* begin *

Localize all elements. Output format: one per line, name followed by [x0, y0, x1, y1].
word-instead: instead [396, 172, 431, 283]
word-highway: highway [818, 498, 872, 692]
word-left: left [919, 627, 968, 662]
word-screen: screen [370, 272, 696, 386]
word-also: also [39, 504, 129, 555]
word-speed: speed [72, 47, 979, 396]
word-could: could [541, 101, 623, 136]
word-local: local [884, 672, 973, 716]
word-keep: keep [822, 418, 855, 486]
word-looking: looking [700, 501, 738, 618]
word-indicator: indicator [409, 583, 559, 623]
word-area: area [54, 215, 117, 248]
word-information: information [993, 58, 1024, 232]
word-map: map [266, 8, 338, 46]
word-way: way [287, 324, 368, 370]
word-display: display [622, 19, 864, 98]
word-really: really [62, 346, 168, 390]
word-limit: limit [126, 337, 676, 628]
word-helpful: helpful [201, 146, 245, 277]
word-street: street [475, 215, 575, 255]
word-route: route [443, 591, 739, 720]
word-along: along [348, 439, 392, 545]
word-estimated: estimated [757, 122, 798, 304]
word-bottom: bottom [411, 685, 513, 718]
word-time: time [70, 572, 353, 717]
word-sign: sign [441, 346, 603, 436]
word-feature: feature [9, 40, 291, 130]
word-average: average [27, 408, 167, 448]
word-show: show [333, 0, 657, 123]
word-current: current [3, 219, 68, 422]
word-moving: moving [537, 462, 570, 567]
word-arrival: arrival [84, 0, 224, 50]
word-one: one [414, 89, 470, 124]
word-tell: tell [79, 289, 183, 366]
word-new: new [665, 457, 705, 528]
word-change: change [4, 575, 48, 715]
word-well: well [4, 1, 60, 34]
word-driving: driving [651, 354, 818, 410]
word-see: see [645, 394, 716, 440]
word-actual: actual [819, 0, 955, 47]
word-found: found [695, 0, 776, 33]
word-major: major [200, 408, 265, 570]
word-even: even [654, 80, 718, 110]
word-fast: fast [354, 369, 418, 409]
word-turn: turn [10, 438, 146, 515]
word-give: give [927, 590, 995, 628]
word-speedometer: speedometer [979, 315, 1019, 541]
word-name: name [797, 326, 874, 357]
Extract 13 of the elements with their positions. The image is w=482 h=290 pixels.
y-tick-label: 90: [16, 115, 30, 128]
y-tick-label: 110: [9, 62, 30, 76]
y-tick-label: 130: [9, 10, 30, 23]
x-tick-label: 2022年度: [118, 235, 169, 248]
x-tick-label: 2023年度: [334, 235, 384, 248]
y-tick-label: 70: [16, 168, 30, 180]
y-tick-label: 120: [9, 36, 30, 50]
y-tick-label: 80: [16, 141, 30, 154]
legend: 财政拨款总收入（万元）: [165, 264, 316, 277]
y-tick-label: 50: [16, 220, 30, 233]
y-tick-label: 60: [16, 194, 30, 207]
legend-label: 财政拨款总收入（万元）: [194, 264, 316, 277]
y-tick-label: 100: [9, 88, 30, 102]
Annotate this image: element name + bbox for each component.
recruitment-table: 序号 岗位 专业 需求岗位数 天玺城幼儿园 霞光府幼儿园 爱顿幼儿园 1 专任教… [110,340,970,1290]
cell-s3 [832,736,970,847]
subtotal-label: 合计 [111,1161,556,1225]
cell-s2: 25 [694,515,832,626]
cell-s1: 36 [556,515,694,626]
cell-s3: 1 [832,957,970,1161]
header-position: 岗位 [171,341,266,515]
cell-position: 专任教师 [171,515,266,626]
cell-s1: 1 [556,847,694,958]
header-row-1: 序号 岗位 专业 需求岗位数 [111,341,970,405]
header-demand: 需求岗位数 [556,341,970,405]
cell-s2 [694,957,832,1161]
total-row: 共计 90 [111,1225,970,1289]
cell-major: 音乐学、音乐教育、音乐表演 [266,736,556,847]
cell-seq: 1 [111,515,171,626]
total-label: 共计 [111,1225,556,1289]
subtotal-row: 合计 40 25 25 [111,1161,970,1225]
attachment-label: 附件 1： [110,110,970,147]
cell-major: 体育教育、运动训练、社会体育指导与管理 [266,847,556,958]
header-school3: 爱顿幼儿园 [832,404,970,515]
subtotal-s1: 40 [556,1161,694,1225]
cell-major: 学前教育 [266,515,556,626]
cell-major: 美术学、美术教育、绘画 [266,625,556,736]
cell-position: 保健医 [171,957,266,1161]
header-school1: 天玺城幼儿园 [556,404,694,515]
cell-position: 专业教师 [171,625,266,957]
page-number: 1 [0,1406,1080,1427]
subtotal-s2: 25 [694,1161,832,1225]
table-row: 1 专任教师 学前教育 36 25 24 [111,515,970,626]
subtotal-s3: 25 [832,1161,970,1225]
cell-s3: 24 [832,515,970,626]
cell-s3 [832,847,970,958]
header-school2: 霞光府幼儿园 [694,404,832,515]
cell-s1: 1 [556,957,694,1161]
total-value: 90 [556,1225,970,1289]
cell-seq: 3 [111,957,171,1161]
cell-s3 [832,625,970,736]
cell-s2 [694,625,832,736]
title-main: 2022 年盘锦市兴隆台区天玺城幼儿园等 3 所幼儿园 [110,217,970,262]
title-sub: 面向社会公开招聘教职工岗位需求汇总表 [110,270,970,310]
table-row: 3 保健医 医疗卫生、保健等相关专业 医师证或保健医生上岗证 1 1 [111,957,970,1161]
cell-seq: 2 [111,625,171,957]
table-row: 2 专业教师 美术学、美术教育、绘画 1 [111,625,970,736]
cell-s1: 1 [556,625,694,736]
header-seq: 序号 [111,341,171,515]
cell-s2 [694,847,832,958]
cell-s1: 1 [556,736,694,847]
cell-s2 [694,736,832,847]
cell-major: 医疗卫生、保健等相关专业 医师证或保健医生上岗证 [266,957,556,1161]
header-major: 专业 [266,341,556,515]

* end *

EXERCISE
Reproduce all of the material above line for line, without any alteration.

FINISHED EXERCISE
Localize all elements. Output format: one per line, name followed by [x0, y0, x1, y1].
word-instead: instead [396, 172, 431, 283]
word-highway: highway [818, 498, 872, 692]
word-left: left [919, 627, 968, 662]
word-screen: screen [370, 272, 696, 386]
word-also: also [39, 504, 129, 555]
word-speed: speed [72, 47, 979, 396]
word-could: could [541, 101, 623, 136]
word-local: local [884, 672, 973, 716]
word-keep: keep [822, 418, 855, 486]
word-looking: looking [700, 501, 738, 618]
word-indicator: indicator [409, 583, 559, 623]
word-area: area [54, 215, 117, 248]
word-information: information [993, 58, 1024, 232]
word-map: map [266, 8, 338, 46]
word-way: way [287, 324, 368, 370]
word-display: display [622, 19, 864, 98]
word-really: really [62, 346, 168, 390]
word-limit: limit [126, 337, 676, 628]
word-helpful: helpful [201, 146, 245, 277]
word-street: street [475, 215, 575, 255]
word-route: route [443, 591, 739, 720]
word-along: along [348, 439, 392, 545]
word-estimated: estimated [757, 122, 798, 304]
word-bottom: bottom [411, 685, 513, 718]
word-time: time [70, 572, 353, 717]
word-sign: sign [441, 346, 603, 436]
word-feature: feature [9, 40, 291, 130]
word-average: average [27, 408, 167, 448]
word-show: show [333, 0, 657, 123]
word-current: current [3, 219, 68, 422]
word-moving: moving [537, 462, 570, 567]
word-arrival: arrival [84, 0, 224, 50]
word-one: one [414, 89, 470, 124]
word-tell: tell [79, 289, 183, 366]
word-new: new [665, 457, 705, 528]
word-change: change [4, 575, 48, 715]
word-well: well [4, 1, 60, 34]
word-driving: driving [651, 354, 818, 410]
word-see: see [645, 394, 716, 440]
word-actual: actual [819, 0, 955, 47]
word-found: found [695, 0, 776, 33]
word-major: major [200, 408, 265, 570]
word-even: even [654, 80, 718, 110]
word-fast: fast [354, 369, 418, 409]
word-turn: turn [10, 438, 146, 515]
word-give: give [927, 590, 995, 628]
word-speedometer: speedometer [979, 315, 1019, 541]
word-name: name [797, 326, 874, 357]
Extract 13 of the elements with their positions. The image is w=482 h=290 pixels.
y-tick-label: 90: [16, 115, 30, 128]
y-tick-label: 110: [9, 62, 30, 76]
y-tick-label: 130: [9, 10, 30, 23]
x-tick-label: 2022年度: [118, 235, 169, 248]
x-tick-label: 2023年度: [334, 235, 384, 248]
y-tick-label: 70: [16, 168, 30, 180]
y-tick-label: 120: [9, 36, 30, 50]
y-tick-label: 80: [16, 141, 30, 154]
legend: 财政拨款总收入（万元）: [165, 264, 316, 277]
y-tick-label: 50: [16, 220, 30, 233]
y-tick-label: 60: [16, 194, 30, 207]
legend-label: 财政拨款总收入（万元）: [194, 264, 316, 277]
y-tick-label: 100: [9, 88, 30, 102]
Annotate this image: element name + bbox for each component.
recruitment-table: 序号 岗位 专业 需求岗位数 天玺城幼儿园 霞光府幼儿园 爱顿幼儿园 1 专任教… [110,340,970,1290]
cell-s3 [832,736,970,847]
subtotal-label: 合计 [111,1161,556,1225]
cell-s2: 25 [694,515,832,626]
cell-s1: 36 [556,515,694,626]
cell-s3: 1 [832,957,970,1161]
header-position: 岗位 [171,341,266,515]
cell-position: 专任教师 [171,515,266,626]
cell-s1: 1 [556,847,694,958]
header-row-1: 序号 岗位 专业 需求岗位数 [111,341,970,405]
header-demand: 需求岗位数 [556,341,970,405]
cell-s2 [694,957,832,1161]
total-row: 共计 90 [111,1225,970,1289]
cell-major: 音乐学、音乐教育、音乐表演 [266,736,556,847]
cell-seq: 1 [111,515,171,626]
total-label: 共计 [111,1225,556,1289]
subtotal-row: 合计 40 25 25 [111,1161,970,1225]
attachment-label: 附件 1： [110,110,970,147]
cell-major: 体育教育、运动训练、社会体育指导与管理 [266,847,556,958]
header-school3: 爱顿幼儿园 [832,404,970,515]
subtotal-s1: 40 [556,1161,694,1225]
cell-major: 学前教育 [266,515,556,626]
cell-major: 美术学、美术教育、绘画 [266,625,556,736]
cell-position: 保健医 [171,957,266,1161]
header-school1: 天玺城幼儿园 [556,404,694,515]
cell-position: 专业教师 [171,625,266,957]
page-number: 1 [0,1406,1080,1427]
subtotal-s2: 25 [694,1161,832,1225]
table-row: 1 专任教师 学前教育 36 25 24 [111,515,970,626]
subtotal-s3: 25 [832,1161,970,1225]
cell-s3: 24 [832,515,970,626]
cell-s3 [832,847,970,958]
header-school2: 霞光府幼儿园 [694,404,832,515]
cell-s1: 1 [556,957,694,1161]
total-value: 90 [556,1225,970,1289]
cell-seq: 3 [111,957,171,1161]
cell-s3 [832,625,970,736]
cell-s2 [694,625,832,736]
title-main: 2022 年盘锦市兴隆台区天玺城幼儿园等 3 所幼儿园 [110,217,970,262]
title-sub: 面向社会公开招聘教职工岗位需求汇总表 [110,270,970,310]
table-row: 3 保健医 医疗卫生、保健等相关专业 医师证或保健医生上岗证 1 1 [111,957,970,1161]
cell-seq: 2 [111,625,171,957]
table-row: 2 专业教师 美术学、美术教育、绘画 1 [111,625,970,736]
cell-s1: 1 [556,625,694,736]
header-seq: 序号 [111,341,171,515]
cell-s2 [694,847,832,958]
cell-s1: 1 [556,736,694,847]
cell-s2 [694,736,832,847]
cell-major: 医疗卫生、保健等相关专业 医师证或保健医生上岗证 [266,957,556,1161]
header-major: 专业 [266,341,556,515]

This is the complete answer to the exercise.